#### INPUT FOR THIS TASK

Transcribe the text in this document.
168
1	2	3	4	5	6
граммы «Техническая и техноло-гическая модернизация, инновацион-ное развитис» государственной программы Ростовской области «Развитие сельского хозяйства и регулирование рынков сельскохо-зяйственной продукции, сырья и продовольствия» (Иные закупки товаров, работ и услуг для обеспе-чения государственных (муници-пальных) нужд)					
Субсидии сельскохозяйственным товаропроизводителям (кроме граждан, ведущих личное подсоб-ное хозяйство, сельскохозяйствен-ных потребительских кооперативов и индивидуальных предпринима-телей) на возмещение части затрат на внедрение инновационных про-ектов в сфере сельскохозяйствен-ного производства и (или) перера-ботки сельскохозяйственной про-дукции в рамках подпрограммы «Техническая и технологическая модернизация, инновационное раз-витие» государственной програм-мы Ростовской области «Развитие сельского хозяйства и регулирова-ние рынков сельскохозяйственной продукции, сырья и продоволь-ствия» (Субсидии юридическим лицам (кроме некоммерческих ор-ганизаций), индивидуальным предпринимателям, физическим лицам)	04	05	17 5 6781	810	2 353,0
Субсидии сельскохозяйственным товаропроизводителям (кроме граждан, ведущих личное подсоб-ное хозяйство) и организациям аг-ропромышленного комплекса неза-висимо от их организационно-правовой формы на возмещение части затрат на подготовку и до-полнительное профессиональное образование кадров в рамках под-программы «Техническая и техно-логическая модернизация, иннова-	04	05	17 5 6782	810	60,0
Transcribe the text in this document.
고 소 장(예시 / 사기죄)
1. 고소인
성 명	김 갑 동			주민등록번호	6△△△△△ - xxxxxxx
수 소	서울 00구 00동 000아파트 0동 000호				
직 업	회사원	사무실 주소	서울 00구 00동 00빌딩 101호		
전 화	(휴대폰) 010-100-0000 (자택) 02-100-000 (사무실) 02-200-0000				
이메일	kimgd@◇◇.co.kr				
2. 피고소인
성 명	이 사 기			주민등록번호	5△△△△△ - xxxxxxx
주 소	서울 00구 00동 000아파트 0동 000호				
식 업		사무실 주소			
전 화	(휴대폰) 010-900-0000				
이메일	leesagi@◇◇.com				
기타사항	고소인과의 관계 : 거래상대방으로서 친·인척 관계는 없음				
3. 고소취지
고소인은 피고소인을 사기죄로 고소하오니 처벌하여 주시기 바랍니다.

########

(PROMPT): Write out the complete set of records exactly as given.

(CORRECT RESULT):
Transcribe the text in this document.
168
1	2	3	4	5	6
граммы «Техническая и техноло-гическая модернизация, инновацион-ное развитис» государственной программы Ростовской области «Развитие сельского хозяйства и регулирование рынков сельскохо-зяйственной продукции, сырья и продовольствия» (Иные закупки товаров, работ и услуг для обеспе-чения государственных (муници-пальных) нужд)					
Субсидии сельскохозяйственным товаропроизводителям (кроме граждан, ведущих личное подсоб-ное хозяйство, сельскохозяйствен-ных потребительских кооперативов и индивидуальных предпринима-телей) на возмещение части затрат на внедрение инновационных про-ектов в сфере сельскохозяйствен-ного производства и (или) перера-ботки сельскохозяйственной про-дукции в рамках подпрограммы «Техническая и технологическая модернизация, инновационное раз-витие» государственной програм-мы Ростовской области «Развитие сельского хозяйства и регулирова-ние рынков сельскохозяйственной продукции, сырья и продоволь-ствия» (Субсидии юридическим лицам (кроме некоммерческих ор-ганизаций), индивидуальным предпринимателям, физическим лицам)	04	05	17 5 6781	810	2 353,0
Субсидии сельскохозяйственным товаропроизводителям (кроме граждан, ведущих личное подсоб-ное хозяйство) и организациям аг-ропромышленного комплекса неза-висимо от их организационно-правовой формы на возмещение части затрат на подготовку и до-полнительное профессиональное образование кадров в рамках под-программы «Техническая и техно-логическая модернизация, иннова-	04	05	17 5 6782	810	60,0
Transcribe the text in this document.
고 소 장(예시 / 사기죄)
1. 고소인
성 명	김 갑 동			주민등록번호	6△△△△△ - xxxxxxx
수 소	서울 00구 00동 000아파트 0동 000호				
직 업	회사원	사무실 주소	서울 00구 00동 00빌딩 101호		
전 화	(휴대폰) 010-100-0000 (자택) 02-100-000 (사무실) 02-200-0000				
이메일	kimgd@◇◇.co.kr				
2. 피고소인
성 명	이 사 기			주민등록번호	5△△△△△ - xxxxxxx
주 소	서울 00구 00동 000아파트 0동 000호				
식 업		사무실 주소			
전 화	(휴대폰) 010-900-0000				
이메일	leesagi@◇◇.com				
기타사항	고소인과의 관계 : 거래상대방으로서 친·인척 관계는 없음				
3. 고소취지
고소인은 피고소인을 사기죄로 고소하오니 처벌하여 주시기 바랍니다.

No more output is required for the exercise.